# Air- con



## rexos (Oct 16, 2006)

After a drive to Thassos, Greece, over a 3 week period with temps in the 30s at night, Denise and I feel that air-con has to be our next investment before next year.
Has anyone any recommendations please?
Thanks
Rex


----------



## JohnsCrossMotorHomes (Jul 21, 2007)

rexos said:


> After a drive to Thassos, Greece, over a 3 week period with temps in the 30s at night, Denise and I feel that air-con has to be our next investment before next year.
> Has anyone any recommendations please?
> Thanks
> Rex


We can retro-fit a roof mounted type but the cheapest option would be a portable room air condiioning unit. (240v)

Quite cheap at Cosco when they have them in stock and you can take anything back there for a full refund no questions asked even if you have had it five years!!

Peter


----------



## some-where-in-oxford (Apr 18, 2006)

I had roof aircon in my first motorhome, problem I found was that it tripped out the EHU as it drew to much amps.

Bought a generator, that run it OK on low setting, but cut out the genny if the setting was turned up to far.

Would be interested in hearing if newer aircon will draw less amps.

Mine was on a Y reg and was already fitted when I bought the motorhome so assumed it was an older design that those made today.

Some are proper air conditioners with gassed refrigeration, others are air coolers, that have a pipe conected to the water tank, I believe these draw less amps when working.


----------



## Rapide561 (Oct 1, 2005)

*Air con*

Hi

I have a Dometic B2200 unit on this motorhome. The unit is fairly quiet in use, unless the highest of the four fan speed settings is used. It is also fairly quiet outside when in operation.

I have used the aircon in Italy on a site advertised as six amps, with the fridge, battery charger and TV in operation at the same time.

Russell


----------



## EdsMH (Apr 25, 2007)

Hi Rex

We have the Waeco Easycool EC 3000 which operates on hook up only. They do also make one which can work on 12 volts but is aimed for use on the move. 

It will heat or cool the van and is very quiet outside. Inside the fan seems to be very pwoerful and can range from whisper quiet on low speed to quite a blast if you need to cool the van quickly. 

We have had no problems on French campsites with 6 amp supplies and its handbook says its power consumption is less than 6 amps.

Hope this helps

Ed


----------



## some-where-in-oxford (Apr 18, 2006)

Interesting article on fitting Air Conditioner, in the August issue of Motor Caravan magazine.


----------



## Vennwood (Feb 4, 2007)

■ **WRITTEN REQUEST A**: Using the air-con thread, decide whether each statement agrees with it: (i) Rex reports night temperatures in the 30s in Thassos; (ii) the Dometic B2200 has three fan speed settings; (iii) the Waeco Easycool EC 3000 can run on 12 volts.
■ **WRITTEN REQUEST B**: List every distinct username that appears as a post header in the air-con thread.
■ **WRITTEN REQUEST C**: Reproduce the passage of the air-con thread from "I had roof aircon" up to and including "draw less amps.".

[Bounding box annotations]
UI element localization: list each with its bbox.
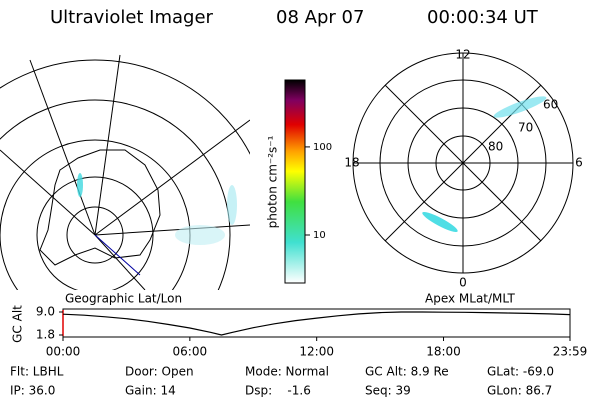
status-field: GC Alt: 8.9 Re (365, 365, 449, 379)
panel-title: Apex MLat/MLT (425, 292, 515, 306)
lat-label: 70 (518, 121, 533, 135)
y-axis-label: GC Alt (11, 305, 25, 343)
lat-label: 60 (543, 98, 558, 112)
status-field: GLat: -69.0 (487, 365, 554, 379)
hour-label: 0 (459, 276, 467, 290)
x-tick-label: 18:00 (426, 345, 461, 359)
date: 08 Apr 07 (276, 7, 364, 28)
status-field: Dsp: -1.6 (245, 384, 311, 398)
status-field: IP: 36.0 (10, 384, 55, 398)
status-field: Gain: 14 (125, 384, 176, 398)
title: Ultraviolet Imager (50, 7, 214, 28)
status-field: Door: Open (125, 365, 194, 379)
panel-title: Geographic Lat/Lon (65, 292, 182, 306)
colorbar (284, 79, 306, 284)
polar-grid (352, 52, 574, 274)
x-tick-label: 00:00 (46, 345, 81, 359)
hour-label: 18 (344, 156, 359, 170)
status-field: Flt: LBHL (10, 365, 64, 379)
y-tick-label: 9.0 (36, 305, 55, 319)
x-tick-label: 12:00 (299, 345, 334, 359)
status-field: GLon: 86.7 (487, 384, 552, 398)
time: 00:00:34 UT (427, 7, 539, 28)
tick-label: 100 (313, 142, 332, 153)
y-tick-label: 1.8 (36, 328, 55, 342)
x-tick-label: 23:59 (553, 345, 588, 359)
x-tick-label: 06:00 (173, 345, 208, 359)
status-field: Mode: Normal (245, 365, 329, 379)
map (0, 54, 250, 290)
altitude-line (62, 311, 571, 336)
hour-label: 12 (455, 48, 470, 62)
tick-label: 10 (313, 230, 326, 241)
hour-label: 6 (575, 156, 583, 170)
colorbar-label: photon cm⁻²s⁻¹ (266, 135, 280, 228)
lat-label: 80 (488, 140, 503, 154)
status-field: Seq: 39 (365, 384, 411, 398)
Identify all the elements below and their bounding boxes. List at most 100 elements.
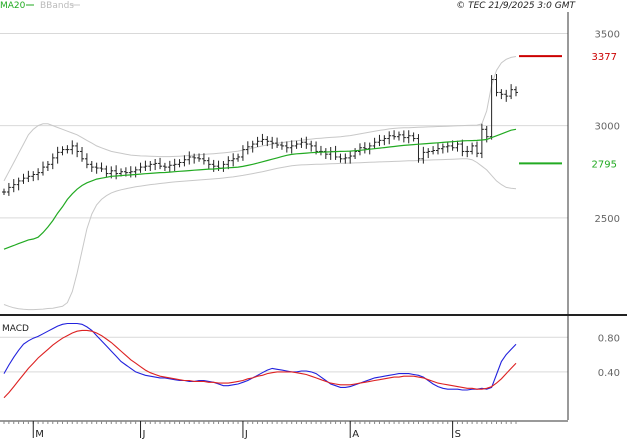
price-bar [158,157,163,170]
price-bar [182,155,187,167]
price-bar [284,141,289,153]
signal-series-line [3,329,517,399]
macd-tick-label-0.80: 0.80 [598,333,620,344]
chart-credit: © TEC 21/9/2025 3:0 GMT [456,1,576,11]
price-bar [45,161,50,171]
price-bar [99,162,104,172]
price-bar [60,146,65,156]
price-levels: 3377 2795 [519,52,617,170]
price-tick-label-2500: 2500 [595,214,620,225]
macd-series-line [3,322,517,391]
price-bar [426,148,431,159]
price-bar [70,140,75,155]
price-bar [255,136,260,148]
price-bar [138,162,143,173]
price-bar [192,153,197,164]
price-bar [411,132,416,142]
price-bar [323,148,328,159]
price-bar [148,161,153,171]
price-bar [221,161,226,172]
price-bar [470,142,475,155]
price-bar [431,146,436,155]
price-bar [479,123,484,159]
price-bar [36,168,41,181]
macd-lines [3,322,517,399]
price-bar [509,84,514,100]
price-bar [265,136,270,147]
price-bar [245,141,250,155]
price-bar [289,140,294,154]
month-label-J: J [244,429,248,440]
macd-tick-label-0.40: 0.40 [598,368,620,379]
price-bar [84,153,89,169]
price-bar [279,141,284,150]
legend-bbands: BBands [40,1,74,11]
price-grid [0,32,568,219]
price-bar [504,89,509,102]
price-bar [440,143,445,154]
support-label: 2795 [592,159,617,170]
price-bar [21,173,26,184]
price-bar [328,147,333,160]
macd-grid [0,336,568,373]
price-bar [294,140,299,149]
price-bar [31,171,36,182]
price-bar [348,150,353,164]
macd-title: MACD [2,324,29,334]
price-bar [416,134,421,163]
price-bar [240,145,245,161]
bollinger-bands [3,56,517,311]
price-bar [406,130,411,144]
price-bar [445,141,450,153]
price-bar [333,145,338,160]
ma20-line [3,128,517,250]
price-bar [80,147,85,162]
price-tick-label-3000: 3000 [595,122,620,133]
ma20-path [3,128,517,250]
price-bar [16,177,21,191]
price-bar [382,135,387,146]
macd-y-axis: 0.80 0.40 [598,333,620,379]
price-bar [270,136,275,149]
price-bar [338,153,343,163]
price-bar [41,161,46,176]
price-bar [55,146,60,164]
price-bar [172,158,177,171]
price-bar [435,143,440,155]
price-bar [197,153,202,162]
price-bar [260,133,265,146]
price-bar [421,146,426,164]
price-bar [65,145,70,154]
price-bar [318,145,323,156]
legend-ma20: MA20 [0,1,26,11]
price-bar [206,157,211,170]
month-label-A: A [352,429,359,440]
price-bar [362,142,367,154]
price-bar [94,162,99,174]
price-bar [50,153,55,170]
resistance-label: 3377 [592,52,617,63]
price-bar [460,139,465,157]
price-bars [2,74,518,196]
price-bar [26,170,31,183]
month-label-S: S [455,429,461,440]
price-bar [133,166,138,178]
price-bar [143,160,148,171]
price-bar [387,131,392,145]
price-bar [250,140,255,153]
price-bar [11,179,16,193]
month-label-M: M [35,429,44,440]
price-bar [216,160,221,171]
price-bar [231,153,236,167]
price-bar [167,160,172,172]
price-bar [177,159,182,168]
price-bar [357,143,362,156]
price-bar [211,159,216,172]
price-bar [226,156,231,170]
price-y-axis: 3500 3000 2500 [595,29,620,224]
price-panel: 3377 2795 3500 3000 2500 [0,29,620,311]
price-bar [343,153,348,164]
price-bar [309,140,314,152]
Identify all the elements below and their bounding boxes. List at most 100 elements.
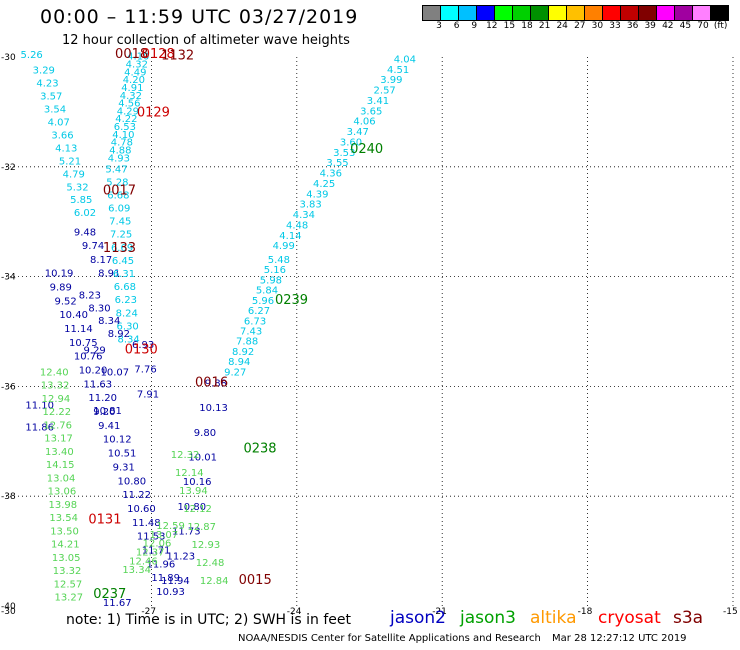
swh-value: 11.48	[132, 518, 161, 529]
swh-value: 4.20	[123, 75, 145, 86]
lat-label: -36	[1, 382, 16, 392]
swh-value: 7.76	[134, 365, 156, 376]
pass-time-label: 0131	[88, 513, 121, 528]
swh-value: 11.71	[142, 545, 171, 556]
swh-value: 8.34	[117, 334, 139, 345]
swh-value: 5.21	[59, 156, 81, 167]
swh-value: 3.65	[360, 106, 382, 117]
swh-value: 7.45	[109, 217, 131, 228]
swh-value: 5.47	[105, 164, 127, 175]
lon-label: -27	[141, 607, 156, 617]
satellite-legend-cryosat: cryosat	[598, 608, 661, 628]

■ **COMPLETE RESPONSE A**:
(i) Yes: "with temps in the 30s at night"
(ii) No: "the highest of the four fan speed settings"
(iii) No: "which operates on hook up only"

■ **COMPLETE RESPONSE B**: rexos, JohnsCrossMotorHomes, some-where-in-oxford, Rapide561, EdsMH, Vennwood

■ **COMPLETE RESPONSE C**:
I had roof aircon in my first motorhome, problem I found was that it tripped out the EHU as it drew to much amps.

Bought a generator, that run it OK on low setting, but cut out the genny if the setting was turned up to far.

Would be interested in hearing if newer aircon will draw less amps.